(Recorded data)
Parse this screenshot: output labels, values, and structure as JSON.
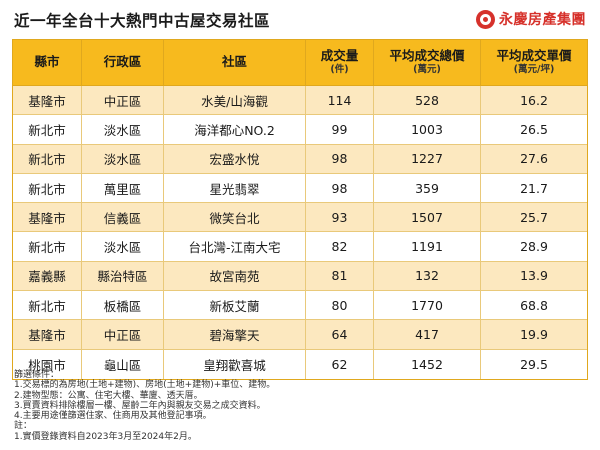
{
  "header": {
    "title": "近一年全台十大熱門中古屋交易社區",
    "brand": "永慶房產集團"
  },
  "table": {
    "columns": [
      {
        "label": "縣市",
        "unit": ""
      },
      {
        "label": "行政區",
        "unit": ""
      },
      {
        "label": "社區",
        "unit": ""
      },
      {
        "label": "成交量",
        "unit": "(件)"
      },
      {
        "label": "平均成交總價",
        "unit": "(萬元)"
      },
      {
        "label": "平均成交單價",
        "unit": "(萬元/坪)"
      }
    ],
    "rows": [
      [
        "基隆市",
        "中正區",
        "水美/山海觀",
        "114",
        "528",
        "16.2"
      ],
      [
        "新北市",
        "淡水區",
        "海洋都心NO.2",
        "99",
        "1003",
        "26.5"
      ],
      [
        "新北市",
        "淡水區",
        "宏盛水悅",
        "98",
        "1227",
        "27.6"
      ],
      [
        "新北市",
        "萬里區",
        "星光翡翠",
        "98",
        "359",
        "21.7"
      ],
      [
        "基隆市",
        "信義區",
        "微笑台北",
        "93",
        "1507",
        "25.7"
      ],
      [
        "新北市",
        "淡水區",
        "台北灣-江南大宅",
        "82",
        "1191",
        "28.9"
      ],
      [
        "嘉義縣",
        "縣治特區",
        "故宮南苑",
        "81",
        "132",
        "13.9"
      ],
      [
        "新北市",
        "板橋區",
        "新板艾蘭",
        "80",
        "1770",
        "68.8"
      ],
      [
        "基隆市",
        "中正區",
        "碧海擎天",
        "64",
        "417",
        "19.9"
      ],
      [
        "桃園市",
        "龜山區",
        "皇翔歡喜城",
        "62",
        "1452",
        "29.5"
      ]
    ]
  },
  "notes": [
    "篩選條件：",
    "1.交易標的為房地(土地+建物)、房地(土地+建物)+車位、建物。",
    "2.建物型態：公寓、住宅大樓、華廈、透天厝。",
    "3.買賣資料排除樓層一樓、屋齡二年內與親友交易之成交資料。",
    "4.主要用途僅篩選住家、住商用及其他登記事項。",
    "註：",
    "1.實價登錄資料自2023年3月至2024年2月。"
  ]
}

YOUR INSTRUCTIONS:
Quote the records in full and exactly; skip any image.

THE RESPONSE:
Parse this screenshot: output labels, values, and structure as JSON.
{
  "header": {
    "title": "近一年全台十大熱門中古屋交易社區",
    "brand": "永慶房產集團"
  },
  "table": {
    "columns": [
      {
        "label": "縣市",
        "unit": ""
      },
      {
        "label": "行政區",
        "unit": ""
      },
      {
        "label": "社區",
        "unit": ""
      },
      {
        "label": "成交量",
        "unit": "(件)"
      },
      {
        "label": "平均成交總價",
        "unit": "(萬元)"
      },
      {
        "label": "平均成交單價",
        "unit": "(萬元/坪)"
      }
    ],
    "rows": [
      [
        "基隆市",
        "中正區",
        "水美/山海觀",
        "114",
        "528",
        "16.2"
      ],
      [
        "新北市",
        "淡水區",
        "海洋都心NO.2",
        "99",
        "1003",
        "26.5"
      ],
      [
        "新北市",
        "淡水區",
        "宏盛水悅",
        "98",
        "1227",
        "27.6"
      ],
      [
        "新北市",
        "萬里區",
        "星光翡翠",
        "98",
        "359",
        "21.7"
      ],
      [
        "基隆市",
        "信義區",
        "微笑台北",
        "93",
        "1507",
        "25.7"
      ],
      [
        "新北市",
        "淡水區",
        "台北灣-江南大宅",
        "82",
        "1191",
        "28.9"
      ],
      [
        "嘉義縣",
        "縣治特區",
        "故宮南苑",
        "81",
        "132",
        "13.9"
      ],
      [
        "新北市",
        "板橋區",
        "新板艾蘭",
        "80",
        "1770",
        "68.8"
      ],
      [
        "基隆市",
        "中正區",
        "碧海擎天",
        "64",
        "417",
        "19.9"
      ],
      [
        "桃園市",
        "龜山區",
        "皇翔歡喜城",
        "62",
        "1452",
        "29.5"
      ]
    ]
  },
  "notes": [
    "篩選條件：",
    "1.交易標的為房地(土地+建物)、房地(土地+建物)+車位、建物。",
    "2.建物型態：公寓、住宅大樓、華廈、透天厝。",
    "3.買賣資料排除樓層一樓、屋齡二年內與親友交易之成交資料。",
    "4.主要用途僅篩選住家、住商用及其他登記事項。",
    "註：",
    "1.實價登錄資料自2023年3月至2024年2月。"
  ]
}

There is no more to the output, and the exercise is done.